Stored data entries
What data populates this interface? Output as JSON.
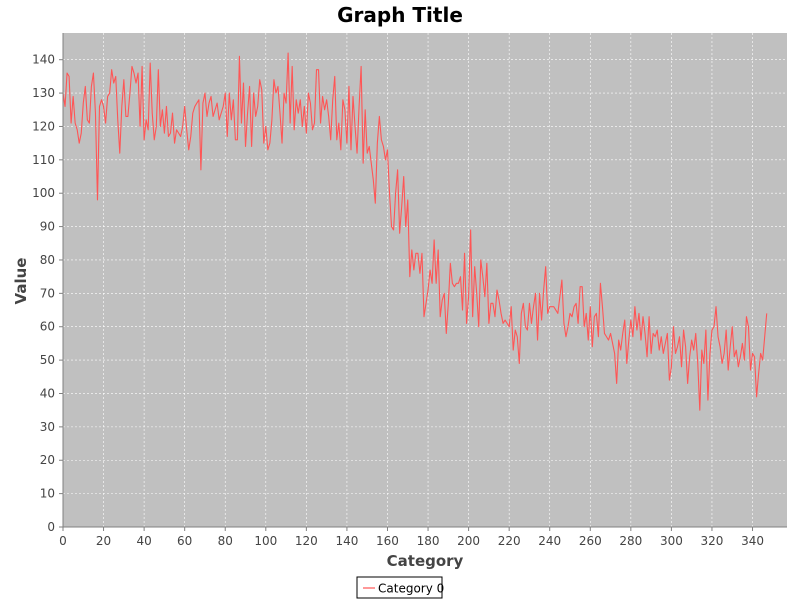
{
  "chart_data": {
    "type": "line",
    "title": "Graph Title",
    "xlabel": "Category",
    "ylabel": "Value",
    "xlim": [
      0,
      357
    ],
    "ylim": [
      0,
      148
    ],
    "x_ticks": [
      "0",
      "20",
      "40",
      "60",
      "80",
      "100",
      "120",
      "140",
      "160",
      "180",
      "200",
      "220",
      "240",
      "260",
      "280",
      "300",
      "320",
      "340"
    ],
    "y_ticks": [
      "0",
      "10",
      "20",
      "30",
      "40",
      "50",
      "60",
      "70",
      "80",
      "90",
      "100",
      "110",
      "120",
      "130",
      "140"
    ],
    "grid": true,
    "legend_position": "bottom-center",
    "colors": {
      "plot_background": "#c0c0c0",
      "grid": "#ffffff",
      "series": "#ff5555",
      "axis_text": "#444444"
    },
    "series": [
      {
        "name": "Category 0",
        "x_start": 0,
        "x_step": 1,
        "values": [
          130,
          126,
          136,
          135,
          121,
          129,
          121,
          119,
          115,
          118,
          127,
          132,
          122,
          121,
          132,
          136,
          124,
          98,
          126,
          128,
          126,
          121,
          129,
          130,
          137,
          133,
          135,
          122,
          112,
          126,
          134,
          123,
          123,
          130,
          138,
          136,
          133,
          136,
          120,
          138,
          116,
          122,
          119,
          139,
          124,
          116,
          120,
          137,
          120,
          125,
          118,
          126,
          117,
          118,
          124,
          115,
          119,
          118,
          117,
          120,
          126,
          119,
          113,
          117,
          124,
          126,
          127,
          128,
          107,
          127,
          130,
          123,
          127,
          129,
          123,
          125,
          127,
          122,
          124,
          126,
          130,
          117,
          130,
          122,
          128,
          116,
          116,
          141,
          121,
          133,
          114,
          124,
          132,
          114,
          130,
          123,
          126,
          134,
          131,
          115,
          120,
          113,
          115,
          122,
          134,
          130,
          132,
          124,
          115,
          130,
          127,
          142,
          121,
          138,
          119,
          128,
          124,
          128,
          120,
          126,
          118,
          130,
          127,
          119,
          121,
          137,
          137,
          121,
          129,
          125,
          128,
          123,
          116,
          128,
          135,
          116,
          121,
          113,
          128,
          125,
          115,
          132,
          113,
          129,
          120,
          112,
          126,
          138,
          109,
          125,
          112,
          114,
          109,
          104,
          97,
          115,
          123,
          116,
          114,
          110,
          113,
          100,
          90,
          89,
          100,
          107,
          88,
          96,
          105,
          90,
          98,
          75,
          83,
          77,
          82,
          82,
          76,
          82,
          63,
          67,
          71,
          77,
          73,
          86,
          73,
          83,
          63,
          68,
          70,
          58,
          67,
          79,
          73,
          72,
          73,
          73,
          75,
          65,
          82,
          61,
          69,
          89,
          63,
          78,
          70,
          60,
          80,
          75,
          69,
          79,
          61,
          67,
          67,
          63,
          71,
          68,
          64,
          61,
          62,
          61,
          60,
          66,
          53,
          59,
          57,
          49,
          64,
          67,
          60,
          59,
          67,
          61,
          66,
          70,
          56,
          70,
          62,
          71,
          78,
          64,
          66,
          66,
          66,
          65,
          64,
          69,
          74,
          61,
          57,
          60,
          64,
          63,
          66,
          67,
          61,
          72,
          72,
          60,
          64,
          56,
          66,
          54,
          63,
          64,
          57,
          73,
          66,
          58,
          57,
          56,
          58,
          55,
          52,
          43,
          56,
          53,
          58,
          62,
          49,
          56,
          62,
          57,
          66,
          59,
          64,
          56,
          63,
          58,
          51,
          63,
          52,
          58,
          57,
          59,
          53,
          57,
          52,
          55,
          58,
          44,
          48,
          60,
          52,
          54,
          57,
          48,
          59,
          54,
          43,
          51,
          56,
          53,
          58,
          49,
          35,
          53,
          49,
          59,
          38,
          52,
          59,
          60,
          66,
          57,
          54,
          49,
          52,
          59,
          47,
          54,
          60,
          51,
          53,
          48,
          51,
          55,
          50,
          63,
          60,
          47,
          52,
          51,
          39,
          46,
          52,
          50,
          57,
          64
        ]
      }
    ]
  }
}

◆ **What you have to do**
Quote in full the listing given above; the images are to be left out.

◆ **Written answer**
What data populates this interface? Output as JSON.
{
  "chart_data": {
    "type": "line",
    "title": "Graph Title",
    "xlabel": "Category",
    "ylabel": "Value",
    "xlim": [
      0,
      357
    ],
    "ylim": [
      0,
      148
    ],
    "x_ticks": [
      "0",
      "20",
      "40",
      "60",
      "80",
      "100",
      "120",
      "140",
      "160",
      "180",
      "200",
      "220",
      "240",
      "260",
      "280",
      "300",
      "320",
      "340"
    ],
    "y_ticks": [
      "0",
      "10",
      "20",
      "30",
      "40",
      "50",
      "60",
      "70",
      "80",
      "90",
      "100",
      "110",
      "120",
      "130",
      "140"
    ],
    "grid": true,
    "legend_position": "bottom-center",
    "colors": {
      "plot_background": "#c0c0c0",
      "grid": "#ffffff",
      "series": "#ff5555",
      "axis_text": "#444444"
    },
    "series": [
      {
        "name": "Category 0",
        "x_start": 0,
        "x_step": 1,
        "values": [
          130,
          126,
          136,
          135,
          121,
          129,
          121,
          119,
          115,
          118,
          127,
          132,
          122,
          121,
          132,
          136,
          124,
          98,
          126,
          128,
          126,
          121,
          129,
          130,
          137,
          133,
          135,
          122,
          112,
          126,
          134,
          123,
          123,
          130,
          138,
          136,
          133,
          136,
          120,
          138,
          116,
          122,
          119,
          139,
          124,
          116,
          120,
          137,
          120,
          125,
          118,
          126,
          117,
          118,
          124,
          115,
          119,
          118,
          117,
          120,
          126,
          119,
          113,
          117,
          124,
          126,
          127,
          128,
          107,
          127,
          130,
          123,
          127,
          129,
          123,
          125,
          127,
          122,
          124,
          126,
          130,
          117,
          130,
          122,
          128,
          116,
          116,
          141,
          121,
          133,
          114,
          124,
          132,
          114,
          130,
          123,
          126,
          134,
          131,
          115,
          120,
          113,
          115,
          122,
          134,
          130,
          132,
          124,
          115,
          130,
          127,
          142,
          121,
          138,
          119,
          128,
          124,
          128,
          120,
          126,
          118,
          130,
          127,
          119,
          121,
          137,
          137,
          121,
          129,
          125,
          128,
          123,
          116,
          128,
          135,
          116,
          121,
          113,
          128,
          125,
          115,
          132,
          113,
          129,
          120,
          112,
          126,
          138,
          109,
          125,
          112,
          114,
          109,
          104,
          97,
          115,
          123,
          116,
          114,
          110,
          113,
          100,
          90,
          89,
          100,
          107,
          88,
          96,
          105,
          90,
          98,
          75,
          83,
          77,
          82,
          82,
          76,
          82,
          63,
          67,
          71,
          77,
          73,
          86,
          73,
          83,
          63,
          68,
          70,
          58,
          67,
          79,
          73,
          72,
          73,
          73,
          75,
          65,
          82,
          61,
          69,
          89,
          63,
          78,
          70,
          60,
          80,
          75,
          69,
          79,
          61,
          67,
          67,
          63,
          71,
          68,
          64,
          61,
          62,
          61,
          60,
          66,
          53,
          59,
          57,
          49,
          64,
          67,
          60,
          59,
          67,
          61,
          66,
          70,
          56,
          70,
          62,
          71,
          78,
          64,
          66,
          66,
          66,
          65,
          64,
          69,
          74,
          61,
          57,
          60,
          64,
          63,
          66,
          67,
          61,
          72,
          72,
          60,
          64,
          56,
          66,
          54,
          63,
          64,
          57,
          73,
          66,
          58,
          57,
          56,
          58,
          55,
          52,
          43,
          56,
          53,
          58,
          62,
          49,
          56,
          62,
          57,
          66,
          59,
          64,
          56,
          63,
          58,
          51,
          63,
          52,
          58,
          57,
          59,
          53,
          57,
          52,
          55,
          58,
          44,
          48,
          60,
          52,
          54,
          57,
          48,
          59,
          54,
          43,
          51,
          56,
          53,
          58,
          49,
          35,
          53,
          49,
          59,
          38,
          52,
          59,
          60,
          66,
          57,
          54,
          49,
          52,
          59,
          47,
          54,
          60,
          51,
          53,
          48,
          51,
          55,
          50,
          63,
          60,
          47,
          52,
          51,
          39,
          46,
          52,
          50,
          57,
          64
        ]
      }
    ]
  }
}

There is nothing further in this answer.